▸ **Do this**
Gather, from the data below, each line in which the word "habia" occurs.

(Extracted records)
%%
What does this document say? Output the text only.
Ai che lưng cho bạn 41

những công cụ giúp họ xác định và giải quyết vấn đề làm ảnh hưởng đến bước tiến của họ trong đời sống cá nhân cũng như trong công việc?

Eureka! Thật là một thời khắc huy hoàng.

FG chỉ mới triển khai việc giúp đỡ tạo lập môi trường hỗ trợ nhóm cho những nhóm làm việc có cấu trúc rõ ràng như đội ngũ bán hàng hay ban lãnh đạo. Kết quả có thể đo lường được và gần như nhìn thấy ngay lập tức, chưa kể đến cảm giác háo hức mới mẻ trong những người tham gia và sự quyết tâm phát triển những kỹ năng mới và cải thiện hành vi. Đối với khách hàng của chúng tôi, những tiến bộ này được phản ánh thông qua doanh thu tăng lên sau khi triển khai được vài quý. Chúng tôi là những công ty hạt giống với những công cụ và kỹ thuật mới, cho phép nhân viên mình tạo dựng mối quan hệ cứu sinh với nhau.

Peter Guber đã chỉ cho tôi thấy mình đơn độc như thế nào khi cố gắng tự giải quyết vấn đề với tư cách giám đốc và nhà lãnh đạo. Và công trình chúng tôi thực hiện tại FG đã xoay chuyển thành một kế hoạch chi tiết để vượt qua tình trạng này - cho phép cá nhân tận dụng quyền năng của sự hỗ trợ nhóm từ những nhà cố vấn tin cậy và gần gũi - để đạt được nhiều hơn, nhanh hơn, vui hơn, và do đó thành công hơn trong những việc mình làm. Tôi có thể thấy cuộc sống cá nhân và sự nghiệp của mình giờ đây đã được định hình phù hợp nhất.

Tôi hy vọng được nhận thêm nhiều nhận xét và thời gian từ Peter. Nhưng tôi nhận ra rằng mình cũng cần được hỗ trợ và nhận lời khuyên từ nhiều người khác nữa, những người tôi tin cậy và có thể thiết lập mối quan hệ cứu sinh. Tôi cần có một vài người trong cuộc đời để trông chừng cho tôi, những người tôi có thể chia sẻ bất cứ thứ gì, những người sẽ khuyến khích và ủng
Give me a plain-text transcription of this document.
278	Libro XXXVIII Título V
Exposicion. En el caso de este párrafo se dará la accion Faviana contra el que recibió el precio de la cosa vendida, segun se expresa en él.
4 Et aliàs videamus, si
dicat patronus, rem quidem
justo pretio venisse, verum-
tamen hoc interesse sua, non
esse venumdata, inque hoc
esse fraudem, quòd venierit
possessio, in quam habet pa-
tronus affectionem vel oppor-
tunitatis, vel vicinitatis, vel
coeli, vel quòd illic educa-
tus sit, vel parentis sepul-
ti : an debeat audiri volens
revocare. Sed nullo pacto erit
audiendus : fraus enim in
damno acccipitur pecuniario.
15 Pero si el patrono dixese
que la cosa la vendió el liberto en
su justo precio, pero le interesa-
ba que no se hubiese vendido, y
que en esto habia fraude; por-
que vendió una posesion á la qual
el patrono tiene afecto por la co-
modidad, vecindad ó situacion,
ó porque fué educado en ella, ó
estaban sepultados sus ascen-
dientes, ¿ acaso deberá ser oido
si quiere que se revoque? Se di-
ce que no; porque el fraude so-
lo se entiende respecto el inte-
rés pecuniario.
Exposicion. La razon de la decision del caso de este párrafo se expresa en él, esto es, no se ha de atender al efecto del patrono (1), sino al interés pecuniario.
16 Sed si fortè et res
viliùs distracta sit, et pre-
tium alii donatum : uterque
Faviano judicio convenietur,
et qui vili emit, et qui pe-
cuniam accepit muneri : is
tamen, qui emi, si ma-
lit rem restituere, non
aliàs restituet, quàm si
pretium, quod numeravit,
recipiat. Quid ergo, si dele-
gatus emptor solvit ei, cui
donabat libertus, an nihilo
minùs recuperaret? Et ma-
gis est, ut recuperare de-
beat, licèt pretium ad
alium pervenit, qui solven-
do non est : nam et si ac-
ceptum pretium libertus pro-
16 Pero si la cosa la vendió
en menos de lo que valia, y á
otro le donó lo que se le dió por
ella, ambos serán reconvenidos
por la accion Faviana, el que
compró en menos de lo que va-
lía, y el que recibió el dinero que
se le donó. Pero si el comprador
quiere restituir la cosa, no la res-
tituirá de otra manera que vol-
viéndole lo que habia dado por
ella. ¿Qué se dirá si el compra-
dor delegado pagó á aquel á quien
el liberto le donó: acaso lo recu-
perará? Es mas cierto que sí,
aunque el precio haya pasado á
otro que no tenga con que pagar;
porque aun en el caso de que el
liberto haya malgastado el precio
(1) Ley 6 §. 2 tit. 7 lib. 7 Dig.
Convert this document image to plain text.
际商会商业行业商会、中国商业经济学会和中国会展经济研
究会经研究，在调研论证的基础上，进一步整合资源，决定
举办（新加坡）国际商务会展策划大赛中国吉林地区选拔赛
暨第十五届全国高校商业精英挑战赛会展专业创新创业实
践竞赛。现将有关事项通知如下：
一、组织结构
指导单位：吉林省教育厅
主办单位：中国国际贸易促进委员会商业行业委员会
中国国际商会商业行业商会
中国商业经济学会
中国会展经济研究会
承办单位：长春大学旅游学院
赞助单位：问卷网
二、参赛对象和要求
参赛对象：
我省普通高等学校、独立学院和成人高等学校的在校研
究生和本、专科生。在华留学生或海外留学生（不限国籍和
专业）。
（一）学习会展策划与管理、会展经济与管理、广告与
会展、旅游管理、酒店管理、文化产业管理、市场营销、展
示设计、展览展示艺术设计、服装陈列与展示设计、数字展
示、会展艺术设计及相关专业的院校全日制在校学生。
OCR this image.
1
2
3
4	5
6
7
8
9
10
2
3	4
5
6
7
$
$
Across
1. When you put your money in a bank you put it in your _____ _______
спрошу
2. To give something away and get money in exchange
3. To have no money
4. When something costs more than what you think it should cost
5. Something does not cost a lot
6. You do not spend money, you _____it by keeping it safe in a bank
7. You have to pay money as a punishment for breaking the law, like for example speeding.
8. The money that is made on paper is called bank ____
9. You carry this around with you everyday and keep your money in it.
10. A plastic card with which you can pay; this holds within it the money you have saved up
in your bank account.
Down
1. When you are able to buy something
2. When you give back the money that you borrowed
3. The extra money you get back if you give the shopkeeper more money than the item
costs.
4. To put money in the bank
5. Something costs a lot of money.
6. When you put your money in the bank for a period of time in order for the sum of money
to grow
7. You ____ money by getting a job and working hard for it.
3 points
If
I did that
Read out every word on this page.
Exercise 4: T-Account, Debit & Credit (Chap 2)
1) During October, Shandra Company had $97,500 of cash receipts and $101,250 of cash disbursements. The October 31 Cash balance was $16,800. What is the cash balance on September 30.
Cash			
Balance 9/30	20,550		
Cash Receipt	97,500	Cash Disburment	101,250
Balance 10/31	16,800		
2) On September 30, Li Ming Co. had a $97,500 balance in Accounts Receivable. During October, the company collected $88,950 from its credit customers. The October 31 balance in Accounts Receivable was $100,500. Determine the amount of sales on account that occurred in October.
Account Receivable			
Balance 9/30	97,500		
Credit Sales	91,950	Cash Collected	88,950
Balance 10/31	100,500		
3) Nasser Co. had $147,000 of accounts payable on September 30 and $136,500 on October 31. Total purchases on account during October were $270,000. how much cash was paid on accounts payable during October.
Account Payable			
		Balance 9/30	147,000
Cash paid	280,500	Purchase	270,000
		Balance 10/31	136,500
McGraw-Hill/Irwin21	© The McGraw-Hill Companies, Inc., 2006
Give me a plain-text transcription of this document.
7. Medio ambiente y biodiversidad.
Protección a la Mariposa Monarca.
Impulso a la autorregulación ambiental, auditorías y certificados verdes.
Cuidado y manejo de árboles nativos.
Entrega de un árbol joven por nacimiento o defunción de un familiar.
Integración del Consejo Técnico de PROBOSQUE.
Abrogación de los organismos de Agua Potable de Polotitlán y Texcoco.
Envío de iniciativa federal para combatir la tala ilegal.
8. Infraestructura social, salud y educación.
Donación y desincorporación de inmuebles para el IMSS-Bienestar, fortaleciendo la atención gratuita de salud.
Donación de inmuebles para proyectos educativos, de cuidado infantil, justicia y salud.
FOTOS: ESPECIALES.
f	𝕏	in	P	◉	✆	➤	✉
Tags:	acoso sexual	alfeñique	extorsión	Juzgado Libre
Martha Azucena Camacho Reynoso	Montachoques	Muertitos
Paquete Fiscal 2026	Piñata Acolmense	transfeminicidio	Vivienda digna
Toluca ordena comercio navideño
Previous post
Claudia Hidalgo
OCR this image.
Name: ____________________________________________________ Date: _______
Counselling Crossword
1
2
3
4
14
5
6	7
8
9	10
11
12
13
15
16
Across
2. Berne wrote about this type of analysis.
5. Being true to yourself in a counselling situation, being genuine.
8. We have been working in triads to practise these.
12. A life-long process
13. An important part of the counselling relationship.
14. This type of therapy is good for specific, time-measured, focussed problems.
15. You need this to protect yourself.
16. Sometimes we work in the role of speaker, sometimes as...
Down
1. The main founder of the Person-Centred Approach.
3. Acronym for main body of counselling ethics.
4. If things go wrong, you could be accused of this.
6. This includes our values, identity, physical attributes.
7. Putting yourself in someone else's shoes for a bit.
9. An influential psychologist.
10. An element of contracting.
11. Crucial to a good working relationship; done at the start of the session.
%%
▸ **Result below**
que en esto habia fraude; por-
viéndole lo que habia dado por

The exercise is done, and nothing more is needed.